*Directions for this task*.
Could you print every record below exactly as it appears?
────────────────────────────────────────
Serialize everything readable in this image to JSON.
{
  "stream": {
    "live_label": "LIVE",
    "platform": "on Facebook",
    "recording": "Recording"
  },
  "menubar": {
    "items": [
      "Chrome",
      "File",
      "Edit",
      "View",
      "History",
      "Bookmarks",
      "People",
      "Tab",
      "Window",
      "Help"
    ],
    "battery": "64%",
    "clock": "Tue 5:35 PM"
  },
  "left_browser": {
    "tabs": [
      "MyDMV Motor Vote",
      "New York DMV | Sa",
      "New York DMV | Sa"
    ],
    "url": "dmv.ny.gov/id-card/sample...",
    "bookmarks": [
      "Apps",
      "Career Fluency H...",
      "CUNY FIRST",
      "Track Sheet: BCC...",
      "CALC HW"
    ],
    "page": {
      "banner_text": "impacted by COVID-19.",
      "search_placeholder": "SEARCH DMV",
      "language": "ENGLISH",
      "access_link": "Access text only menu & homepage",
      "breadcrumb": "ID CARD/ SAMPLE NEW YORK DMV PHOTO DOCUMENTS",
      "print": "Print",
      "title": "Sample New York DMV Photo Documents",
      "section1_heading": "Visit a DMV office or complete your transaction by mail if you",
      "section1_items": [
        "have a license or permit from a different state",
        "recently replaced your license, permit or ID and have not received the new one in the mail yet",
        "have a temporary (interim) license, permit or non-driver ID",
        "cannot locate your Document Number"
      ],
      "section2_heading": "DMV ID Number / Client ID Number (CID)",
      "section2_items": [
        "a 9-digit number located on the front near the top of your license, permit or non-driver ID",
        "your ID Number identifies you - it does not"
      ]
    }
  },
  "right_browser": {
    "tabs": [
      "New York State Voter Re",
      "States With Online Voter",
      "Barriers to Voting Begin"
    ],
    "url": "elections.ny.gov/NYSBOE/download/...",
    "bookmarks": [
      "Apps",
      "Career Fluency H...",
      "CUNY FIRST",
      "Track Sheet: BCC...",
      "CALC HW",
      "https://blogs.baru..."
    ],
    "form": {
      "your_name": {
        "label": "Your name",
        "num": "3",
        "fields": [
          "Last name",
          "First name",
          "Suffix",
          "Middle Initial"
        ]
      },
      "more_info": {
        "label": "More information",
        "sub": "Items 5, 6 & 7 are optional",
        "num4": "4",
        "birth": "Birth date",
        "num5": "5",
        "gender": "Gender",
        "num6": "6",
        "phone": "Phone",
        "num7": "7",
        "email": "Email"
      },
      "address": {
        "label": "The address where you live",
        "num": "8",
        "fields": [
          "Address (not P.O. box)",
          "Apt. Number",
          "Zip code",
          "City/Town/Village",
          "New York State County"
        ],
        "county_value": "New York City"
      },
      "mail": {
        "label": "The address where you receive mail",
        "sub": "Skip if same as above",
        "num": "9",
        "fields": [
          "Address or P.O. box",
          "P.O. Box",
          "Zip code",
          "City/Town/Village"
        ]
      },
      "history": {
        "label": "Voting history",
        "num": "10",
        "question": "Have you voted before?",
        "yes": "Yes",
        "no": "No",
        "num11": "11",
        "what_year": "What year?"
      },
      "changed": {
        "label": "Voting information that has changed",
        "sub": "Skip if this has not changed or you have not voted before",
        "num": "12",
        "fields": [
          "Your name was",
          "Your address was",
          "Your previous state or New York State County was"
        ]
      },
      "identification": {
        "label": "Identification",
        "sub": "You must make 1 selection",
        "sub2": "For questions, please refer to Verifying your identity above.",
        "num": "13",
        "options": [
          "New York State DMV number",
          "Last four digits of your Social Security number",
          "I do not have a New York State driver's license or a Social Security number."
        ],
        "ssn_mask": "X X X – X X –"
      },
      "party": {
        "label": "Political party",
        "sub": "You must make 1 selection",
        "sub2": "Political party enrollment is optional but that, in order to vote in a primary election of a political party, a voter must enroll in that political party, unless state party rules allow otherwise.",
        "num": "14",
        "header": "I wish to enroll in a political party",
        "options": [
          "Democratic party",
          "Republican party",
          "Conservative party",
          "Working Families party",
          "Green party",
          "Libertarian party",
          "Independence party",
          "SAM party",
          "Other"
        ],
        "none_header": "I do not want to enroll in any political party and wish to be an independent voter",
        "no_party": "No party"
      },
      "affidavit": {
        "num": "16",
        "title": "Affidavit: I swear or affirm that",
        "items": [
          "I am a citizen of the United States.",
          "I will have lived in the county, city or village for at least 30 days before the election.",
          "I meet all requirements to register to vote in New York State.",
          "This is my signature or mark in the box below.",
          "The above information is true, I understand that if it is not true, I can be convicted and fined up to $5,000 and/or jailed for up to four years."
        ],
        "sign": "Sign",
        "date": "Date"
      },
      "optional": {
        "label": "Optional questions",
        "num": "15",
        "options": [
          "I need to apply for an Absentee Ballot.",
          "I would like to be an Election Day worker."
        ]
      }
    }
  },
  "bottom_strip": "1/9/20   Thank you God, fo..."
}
────────────────────────────────────────
*Exercise solution*.
Serialize everything readable in this image to JSON.
{
  "stream": {
    "live_label": "LIVE",
    "platform": "on Facebook",
    "recording": "Recording"
  },
  "menubar": {
    "items": [
      "Chrome",
      "File",
      "Edit",
      "View",
      "History",
      "Bookmarks",
      "People",
      "Tab",
      "Window",
      "Help"
    ],
    "battery": "64%",
    "clock": "Tue 5:35 PM"
  },
  "left_browser": {
    "tabs": [
      "MyDMV Motor Vote",
      "New York DMV | Sa",
      "New York DMV | Sa"
    ],
    "url": "dmv.ny.gov/id-card/sample...",
    "bookmarks": [
      "Apps",
      "Career Fluency H...",
      "CUNY FIRST",
      "Track Sheet: BCC...",
      "CALC HW"
    ],
    "page": {
      "banner_text": "impacted by COVID-19.",
      "search_placeholder": "SEARCH DMV",
      "language": "ENGLISH",
      "access_link": "Access text only menu & homepage",
      "breadcrumb": "ID CARD/ SAMPLE NEW YORK DMV PHOTO DOCUMENTS",
      "print": "Print",
      "title": "Sample New York DMV Photo Documents",
      "section1_heading": "Visit a DMV office or complete your transaction by mail if you",
      "section1_items": [
        "have a license or permit from a different state",
        "recently replaced your license, permit or ID and have not received the new one in the mail yet",
        "have a temporary (interim) license, permit or non-driver ID",
        "cannot locate your Document Number"
      ],
      "section2_heading": "DMV ID Number / Client ID Number (CID)",
      "section2_items": [
        "a 9-digit number located on the front near the top of your license, permit or non-driver ID",
        "your ID Number identifies you - it does not"
      ]
    }
  },
  "right_browser": {
    "tabs": [
      "New York State Voter Re",
      "States With Online Voter",
      "Barriers to Voting Begin"
    ],
    "url": "elections.ny.gov/NYSBOE/download/...",
    "bookmarks": [
      "Apps",
      "Career Fluency H...",
      "CUNY FIRST",
      "Track Sheet: BCC...",
      "CALC HW",
      "https://blogs.baru..."
    ],
    "form": {
      "your_name": {
        "label": "Your name",
        "num": "3",
        "fields": [
          "Last name",
          "First name",
          "Suffix",
          "Middle Initial"
        ]
      },
      "more_info": {
        "label": "More information",
        "sub": "Items 5, 6 & 7 are optional",
        "num4": "4",
        "birth": "Birth date",
        "num5": "5",
        "gender": "Gender",
        "num6": "6",
        "phone": "Phone",
        "num7": "7",
        "email": "Email"
      },
      "address": {
        "label": "The address where you live",
        "num": "8",
        "fields": [
          "Address (not P.O. box)",
          "Apt. Number",
          "Zip code",
          "City/Town/Village",
          "New York State County"
        ],
        "county_value": "New York City"
      },
      "mail": {
        "label": "The address where you receive mail",
        "sub": "Skip if same as above",
        "num": "9",
        "fields": [
          "Address or P.O. box",
          "P.O. Box",
          "Zip code",
          "City/Town/Village"
        ]
      },
      "history": {
        "label": "Voting history",
        "num": "10",
        "question": "Have you voted before?",
        "yes": "Yes",
        "no": "No",
        "num11": "11",
        "what_year": "What year?"
      },
      "changed": {
        "label": "Voting information that has changed",
        "sub": "Skip if this has not changed or you have not voted before",
        "num": "12",
        "fields": [
          "Your name was",
          "Your address was",
          "Your previous state or New York State County was"
        ]
      },
      "identification": {
        "label": "Identification",
        "sub": "You must make 1 selection",
        "sub2": "For questions, please refer to Verifying your identity above.",
        "num": "13",
        "options": [
          "New York State DMV number",
          "Last four digits of your Social Security number",
          "I do not have a New York State driver's license or a Social Security number."
        ],
        "ssn_mask": "X X X – X X –"
      },
      "party": {
        "label": "Political party",
        "sub": "You must make 1 selection",
        "sub2": "Political party enrollment is optional but that, in order to vote in a primary election of a political party, a voter must enroll in that political party, unless state party rules allow otherwise.",
        "num": "14",
        "header": "I wish to enroll in a political party",
        "options": [
          "Democratic party",
          "Republican party",
          "Conservative party",
          "Working Families party",
          "Green party",
          "Libertarian party",
          "Independence party",
          "SAM party",
          "Other"
        ],
        "none_header": "I do not want to enroll in any political party and wish to be an independent voter",
        "no_party": "No party"
      },
      "affidavit": {
        "num": "16",
        "title": "Affidavit: I swear or affirm that",
        "items": [
          "I am a citizen of the United States.",
          "I will have lived in the county, city or village for at least 30 days before the election.",
          "I meet all requirements to register to vote in New York State.",
          "This is my signature or mark in the box below.",
          "The above information is true, I understand that if it is not true, I can be convicted and fined up to $5,000 and/or jailed for up to four years."
        ],
        "sign": "Sign",
        "date": "Date"
      },
      "optional": {
        "label": "Optional questions",
        "num": "15",
        "options": [
          "I need to apply for an Absentee Ballot.",
          "I would like to be an Election Day worker."
        ]
      }
    }
  },
  "bottom_strip": "1/9/20   Thank you God, fo..."
}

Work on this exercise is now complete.